### WRITTEN INSTRUCTION
Print every entry exactly as written.

### PROVIDED DATA
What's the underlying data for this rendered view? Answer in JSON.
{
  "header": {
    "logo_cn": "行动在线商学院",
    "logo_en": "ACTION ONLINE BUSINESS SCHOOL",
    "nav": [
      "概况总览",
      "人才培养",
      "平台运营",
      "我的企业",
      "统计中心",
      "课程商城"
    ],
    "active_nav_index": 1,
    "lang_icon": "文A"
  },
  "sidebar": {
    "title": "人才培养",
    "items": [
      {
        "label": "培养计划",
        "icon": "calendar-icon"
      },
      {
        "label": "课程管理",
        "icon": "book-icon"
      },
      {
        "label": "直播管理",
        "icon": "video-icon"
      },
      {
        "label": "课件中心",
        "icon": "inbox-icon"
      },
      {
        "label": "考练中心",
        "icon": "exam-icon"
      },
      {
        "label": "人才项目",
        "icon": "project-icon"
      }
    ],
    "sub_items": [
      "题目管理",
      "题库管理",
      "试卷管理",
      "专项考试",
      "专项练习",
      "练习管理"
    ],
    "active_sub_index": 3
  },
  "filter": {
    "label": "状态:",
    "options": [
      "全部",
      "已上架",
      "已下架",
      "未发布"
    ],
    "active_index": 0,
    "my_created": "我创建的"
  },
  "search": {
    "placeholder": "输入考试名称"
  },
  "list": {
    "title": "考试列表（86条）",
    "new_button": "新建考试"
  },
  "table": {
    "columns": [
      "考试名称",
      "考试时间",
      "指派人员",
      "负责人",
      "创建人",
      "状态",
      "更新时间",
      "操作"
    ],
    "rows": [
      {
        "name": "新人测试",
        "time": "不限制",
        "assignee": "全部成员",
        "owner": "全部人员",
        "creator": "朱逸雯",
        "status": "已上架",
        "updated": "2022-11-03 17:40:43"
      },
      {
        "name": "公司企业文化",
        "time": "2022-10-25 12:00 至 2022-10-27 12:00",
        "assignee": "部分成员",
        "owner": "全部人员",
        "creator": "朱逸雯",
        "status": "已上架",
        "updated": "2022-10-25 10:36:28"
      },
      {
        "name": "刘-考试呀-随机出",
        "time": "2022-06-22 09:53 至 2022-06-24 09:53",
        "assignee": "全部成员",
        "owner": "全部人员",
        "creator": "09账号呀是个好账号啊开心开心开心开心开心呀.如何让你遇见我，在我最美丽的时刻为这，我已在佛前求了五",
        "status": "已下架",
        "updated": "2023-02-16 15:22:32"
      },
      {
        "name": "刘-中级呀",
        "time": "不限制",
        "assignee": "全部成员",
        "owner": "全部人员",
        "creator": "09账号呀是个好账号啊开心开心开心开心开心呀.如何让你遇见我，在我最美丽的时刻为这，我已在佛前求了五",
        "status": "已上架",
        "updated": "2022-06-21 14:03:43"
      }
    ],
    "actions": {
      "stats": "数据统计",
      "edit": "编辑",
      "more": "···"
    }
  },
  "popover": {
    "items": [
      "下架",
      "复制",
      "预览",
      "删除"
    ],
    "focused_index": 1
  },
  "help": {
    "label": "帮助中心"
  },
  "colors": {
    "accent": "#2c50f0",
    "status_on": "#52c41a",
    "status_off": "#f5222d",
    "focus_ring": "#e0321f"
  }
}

### REPLY
What's the underlying data for this rendered view? Answer in JSON.
{
  "header": {
    "logo_cn": "行动在线商学院",
    "logo_en": "ACTION ONLINE BUSINESS SCHOOL",
    "nav": [
      "概况总览",
      "人才培养",
      "平台运营",
      "我的企业",
      "统计中心",
      "课程商城"
    ],
    "active_nav_index": 1,
    "lang_icon": "文A"
  },
  "sidebar": {
    "title": "人才培养",
    "items": [
      {
        "label": "培养计划",
        "icon": "calendar-icon"
      },
      {
        "label": "课程管理",
        "icon": "book-icon"
      },
      {
        "label": "直播管理",
        "icon": "video-icon"
      },
      {
        "label": "课件中心",
        "icon": "inbox-icon"
      },
      {
        "label": "考练中心",
        "icon": "exam-icon"
      },
      {
        "label": "人才项目",
        "icon": "project-icon"
      }
    ],
    "sub_items": [
      "题目管理",
      "题库管理",
      "试卷管理",
      "专项考试",
      "专项练习",
      "练习管理"
    ],
    "active_sub_index": 3
  },
  "filter": {
    "label": "状态:",
    "options": [
      "全部",
      "已上架",
      "已下架",
      "未发布"
    ],
    "active_index": 0,
    "my_created": "我创建的"
  },
  "search": {
    "placeholder": "输入考试名称"
  },
  "list": {
    "title": "考试列表（86条）",
    "new_button": "新建考试"
  },
  "table": {
    "columns": [
      "考试名称",
      "考试时间",
      "指派人员",
      "负责人",
      "创建人",
      "状态",
      "更新时间",
      "操作"
    ],
    "rows": [
      {
        "name": "新人测试",
        "time": "不限制",
        "assignee": "全部成员",
        "owner": "全部人员",
        "creator": "朱逸雯",
        "status": "已上架",
        "updated": "2022-11-03 17:40:43"
      },
      {
        "name": "公司企业文化",
        "time": "2022-10-25 12:00 至 2022-10-27 12:00",
        "assignee": "部分成员",
        "owner": "全部人员",
        "creator": "朱逸雯",
        "status": "已上架",
        "updated": "2022-10-25 10:36:28"
      },
      {
        "name": "刘-考试呀-随机出",
        "time": "2022-06-22 09:53 至 2022-06-24 09:53",
        "assignee": "全部成员",
        "owner": "全部人员",
        "creator": "09账号呀是个好账号啊开心开心开心开心开心呀.如何让你遇见我，在我最美丽的时刻为这，我已在佛前求了五",
        "status": "已下架",
        "updated": "2023-02-16 15:22:32"
      },
      {
        "name": "刘-中级呀",
        "time": "不限制",
        "assignee": "全部成员",
        "owner": "全部人员",
        "creator": "09账号呀是个好账号啊开心开心开心开心开心呀.如何让你遇见我，在我最美丽的时刻为这，我已在佛前求了五",
        "status": "已上架",
        "updated": "2022-06-21 14:03:43"
      }
    ],
    "actions": {
      "stats": "数据统计",
      "edit": "编辑",
      "more": "···"
    }
  },
  "popover": {
    "items": [
      "下架",
      "复制",
      "预览",
      "删除"
    ],
    "focused_index": 1
  },
  "help": {
    "label": "帮助中心"
  },
  "colors": {
    "accent": "#2c50f0",
    "status_on": "#52c41a",
    "status_off": "#f5222d",
    "focus_ring": "#e0321f"
  }
}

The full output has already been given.